Data for processing:

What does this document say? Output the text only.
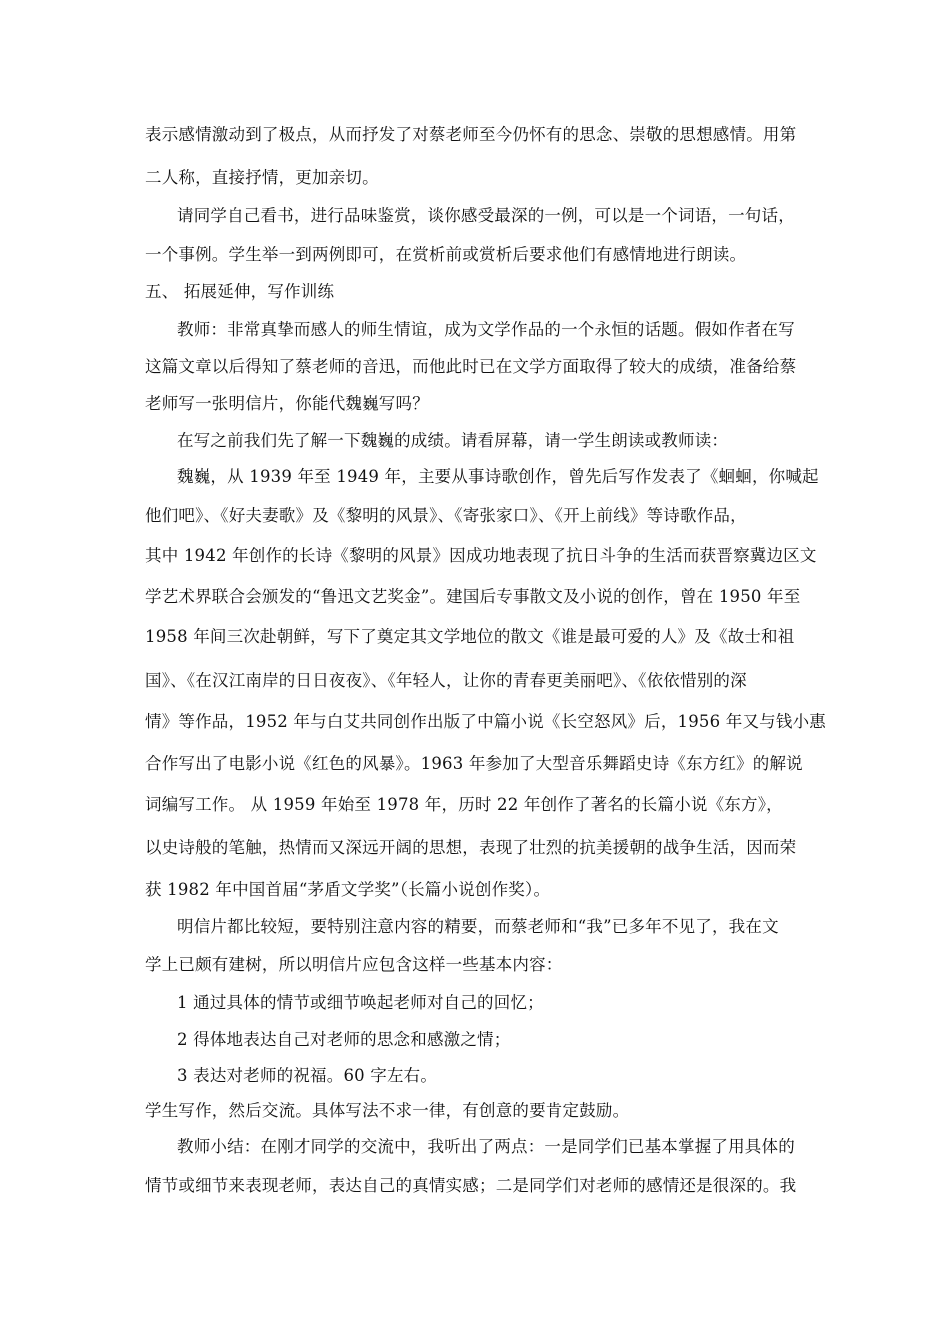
表示感情激动到了极点，从而抒发了对蔡老师至今仍怀有的思念、崇敬的思想感情。用第
二人称，直接抒情，更加亲切。
请同学自己看书，进行品味鉴赏，谈你感受最深的一例，可以是一个词语，一句话，
一个事例。学生举一到两例即可，在赏析前或赏析后要求他们有感情地进行朗读。
五、 拓展延伸，写作训练
教师：非常真挚而感人的师生情谊，成为文学作品的一个永恒的话题。假如作者在写
这篇文章以后得知了蔡老师的音迅，而他此时已在文学方面取得了较大的成绩，准备给蔡
老师写一张明信片，你能代魏巍写吗？
在写之前我们先了解一下魏巍的成绩。请看屏幕，请一学生朗读或教师读：
魏巍，从 1939 年至 1949 年，主要从事诗歌创作，曾先后写作发表了《蛔蛔，你喊起
他们吧》、《好夫妻歌》及《黎明的风景》、《寄张家口》、《开上前线》等诗歌作品，
其中 1942 年创作的长诗《黎明的风景》因成功地表现了抗日斗争的生活而获晋察冀边区文
学艺术界联合会颁发的“鲁迅文艺奖金”。建国后专事散文及小说的创作，曾在 1950 年至
1958 年间三次赴朝鲜，写下了奠定其文学地位的散文《谁是最可爱的人》及《故士和祖
国》、《在汉江南岸的日日夜夜》、《年轻人，让你的青春更美丽吧》、《依依惜别的深
情》等作品，1952 年与白艾共同创作出版了中篇小说《长空怒风》后，1956 年又与钱小惠
合作写出了电影小说《红色的风暴》。1963 年参加了大型音乐舞蹈史诗《东方红》的解说
词编写工作。 从 1959 年始至 1978 年，历时 22 年创作了著名的长篇小说《东方》，
以史诗般的笔触，热情而又深远开阔的思想，表现了壮烈的抗美援朝的战争生活，因而荣
获 1982 年中国首届“茅盾文学奖”（长篇小说创作奖）。
明信片都比较短，要特别注意内容的精要，而蔡老师和“我”已多年不见了，我在文
学上已颇有建树，所以明信片应包含这样一些基本内容：
1 通过具体的情节或细节唤起老师对自己的回忆；
2 得体地表达自己对老师的思念和感激之情；
3 表达对老师的祝福。60 字左右。
学生写作，然后交流。具体写法不求一律，有创意的要肯定鼓励。
教师小结：在刚才同学的交流中，我听出了两点：一是同学们已基本掌握了用具体的
情节或细节来表现老师，表达自己的真情实感；二是同学们对老师的感情还是很深的。我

What to produce:
Go back to the records above and write them out exactly, without the pictures.

Answer to the problem:
What does this document say? Output the text only.
表示感情激动到了极点，从而抒发了对蔡老师至今仍怀有的思念、崇敬的思想感情。用第
二人称，直接抒情，更加亲切。
请同学自己看书，进行品味鉴赏，谈你感受最深的一例，可以是一个词语，一句话，
一个事例。学生举一到两例即可，在赏析前或赏析后要求他们有感情地进行朗读。
五、 拓展延伸，写作训练
教师：非常真挚而感人的师生情谊，成为文学作品的一个永恒的话题。假如作者在写
这篇文章以后得知了蔡老师的音迅，而他此时已在文学方面取得了较大的成绩，准备给蔡
老师写一张明信片，你能代魏巍写吗？
在写之前我们先了解一下魏巍的成绩。请看屏幕，请一学生朗读或教师读：
魏巍，从 1939 年至 1949 年，主要从事诗歌创作，曾先后写作发表了《蛔蛔，你喊起
他们吧》、《好夫妻歌》及《黎明的风景》、《寄张家口》、《开上前线》等诗歌作品，
其中 1942 年创作的长诗《黎明的风景》因成功地表现了抗日斗争的生活而获晋察冀边区文
学艺术界联合会颁发的“鲁迅文艺奖金”。建国后专事散文及小说的创作，曾在 1950 年至
1958 年间三次赴朝鲜，写下了奠定其文学地位的散文《谁是最可爱的人》及《故士和祖
国》、《在汉江南岸的日日夜夜》、《年轻人，让你的青春更美丽吧》、《依依惜别的深
情》等作品，1952 年与白艾共同创作出版了中篇小说《长空怒风》后，1956 年又与钱小惠
合作写出了电影小说《红色的风暴》。1963 年参加了大型音乐舞蹈史诗《东方红》的解说
词编写工作。 从 1959 年始至 1978 年，历时 22 年创作了著名的长篇小说《东方》，
以史诗般的笔触，热情而又深远开阔的思想，表现了壮烈的抗美援朝的战争生活，因而荣
获 1982 年中国首届“茅盾文学奖”（长篇小说创作奖）。
明信片都比较短，要特别注意内容的精要，而蔡老师和“我”已多年不见了，我在文
学上已颇有建树，所以明信片应包含这样一些基本内容：
1 通过具体的情节或细节唤起老师对自己的回忆；
2 得体地表达自己对老师的思念和感激之情；
3 表达对老师的祝福。60 字左右。
学生写作，然后交流。具体写法不求一律，有创意的要肯定鼓励。
教师小结：在刚才同学的交流中，我听出了两点：一是同学们已基本掌握了用具体的
情节或细节来表现老师，表达自己的真情实感；二是同学们对老师的感情还是很深的。我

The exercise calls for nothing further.